> [What the exercise asks] Narrow the data below down to the lines containing "document".

> [Records shown]
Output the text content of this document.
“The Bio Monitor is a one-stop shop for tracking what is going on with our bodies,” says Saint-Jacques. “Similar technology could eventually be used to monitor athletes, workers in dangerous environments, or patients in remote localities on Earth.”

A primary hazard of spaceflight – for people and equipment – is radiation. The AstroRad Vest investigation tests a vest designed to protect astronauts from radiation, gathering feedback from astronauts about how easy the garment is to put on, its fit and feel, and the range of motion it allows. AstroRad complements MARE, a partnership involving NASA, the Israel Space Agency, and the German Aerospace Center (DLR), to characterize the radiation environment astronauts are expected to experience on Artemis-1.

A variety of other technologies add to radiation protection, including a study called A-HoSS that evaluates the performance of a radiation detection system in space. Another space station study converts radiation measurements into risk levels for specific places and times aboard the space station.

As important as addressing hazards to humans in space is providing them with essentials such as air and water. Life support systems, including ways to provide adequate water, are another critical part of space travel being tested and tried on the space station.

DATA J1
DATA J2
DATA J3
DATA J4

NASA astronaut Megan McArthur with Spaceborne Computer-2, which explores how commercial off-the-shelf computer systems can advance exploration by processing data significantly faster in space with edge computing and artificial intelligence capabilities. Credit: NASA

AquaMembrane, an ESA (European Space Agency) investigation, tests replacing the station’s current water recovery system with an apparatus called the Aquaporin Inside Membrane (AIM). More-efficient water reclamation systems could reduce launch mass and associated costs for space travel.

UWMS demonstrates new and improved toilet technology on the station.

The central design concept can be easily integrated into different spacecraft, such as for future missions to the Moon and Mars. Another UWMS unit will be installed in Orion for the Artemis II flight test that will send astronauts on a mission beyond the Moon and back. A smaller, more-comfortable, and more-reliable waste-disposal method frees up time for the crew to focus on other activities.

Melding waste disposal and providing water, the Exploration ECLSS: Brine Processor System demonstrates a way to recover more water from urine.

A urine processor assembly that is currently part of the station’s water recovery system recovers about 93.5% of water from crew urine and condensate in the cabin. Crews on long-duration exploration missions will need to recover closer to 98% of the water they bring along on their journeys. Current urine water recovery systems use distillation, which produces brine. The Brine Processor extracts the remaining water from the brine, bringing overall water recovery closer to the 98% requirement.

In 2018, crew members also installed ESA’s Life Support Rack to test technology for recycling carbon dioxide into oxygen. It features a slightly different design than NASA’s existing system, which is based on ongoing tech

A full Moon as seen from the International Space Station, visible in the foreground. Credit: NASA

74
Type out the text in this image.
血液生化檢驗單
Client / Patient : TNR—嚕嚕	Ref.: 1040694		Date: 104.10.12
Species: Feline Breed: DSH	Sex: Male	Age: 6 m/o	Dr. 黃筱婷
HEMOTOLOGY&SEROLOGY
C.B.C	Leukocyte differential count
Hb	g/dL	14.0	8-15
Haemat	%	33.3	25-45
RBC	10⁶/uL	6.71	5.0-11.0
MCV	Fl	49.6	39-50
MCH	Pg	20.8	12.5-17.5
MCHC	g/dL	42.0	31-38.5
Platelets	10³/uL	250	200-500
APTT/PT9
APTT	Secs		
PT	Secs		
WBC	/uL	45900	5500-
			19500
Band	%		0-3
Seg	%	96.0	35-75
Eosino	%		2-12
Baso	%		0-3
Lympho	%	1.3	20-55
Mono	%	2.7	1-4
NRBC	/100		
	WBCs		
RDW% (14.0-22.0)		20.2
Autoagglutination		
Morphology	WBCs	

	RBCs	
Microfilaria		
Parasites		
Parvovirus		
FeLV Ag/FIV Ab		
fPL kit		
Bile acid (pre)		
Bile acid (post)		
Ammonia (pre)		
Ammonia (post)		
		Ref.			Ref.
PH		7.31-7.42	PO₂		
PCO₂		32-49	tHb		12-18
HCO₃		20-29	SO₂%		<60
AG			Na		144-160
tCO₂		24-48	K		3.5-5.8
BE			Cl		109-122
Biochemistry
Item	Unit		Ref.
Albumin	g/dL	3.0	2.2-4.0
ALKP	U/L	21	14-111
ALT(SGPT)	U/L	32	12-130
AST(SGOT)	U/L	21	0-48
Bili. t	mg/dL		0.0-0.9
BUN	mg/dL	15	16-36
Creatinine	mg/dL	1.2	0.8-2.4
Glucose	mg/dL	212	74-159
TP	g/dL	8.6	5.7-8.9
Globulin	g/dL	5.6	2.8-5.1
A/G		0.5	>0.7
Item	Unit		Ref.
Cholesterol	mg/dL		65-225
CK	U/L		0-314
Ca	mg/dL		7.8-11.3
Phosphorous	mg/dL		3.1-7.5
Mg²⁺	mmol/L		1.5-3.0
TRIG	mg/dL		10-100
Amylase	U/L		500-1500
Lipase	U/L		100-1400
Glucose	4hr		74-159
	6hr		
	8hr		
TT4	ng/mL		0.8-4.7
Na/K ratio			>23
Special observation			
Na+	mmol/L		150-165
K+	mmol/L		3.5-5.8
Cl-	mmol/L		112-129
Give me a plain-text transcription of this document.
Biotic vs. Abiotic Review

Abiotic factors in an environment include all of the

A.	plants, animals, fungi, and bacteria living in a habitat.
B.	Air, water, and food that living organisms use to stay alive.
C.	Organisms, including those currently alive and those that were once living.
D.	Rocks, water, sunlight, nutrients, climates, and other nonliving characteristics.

> [Task solution]
Output the text content of this document.
Give me a plain-text transcription of this document.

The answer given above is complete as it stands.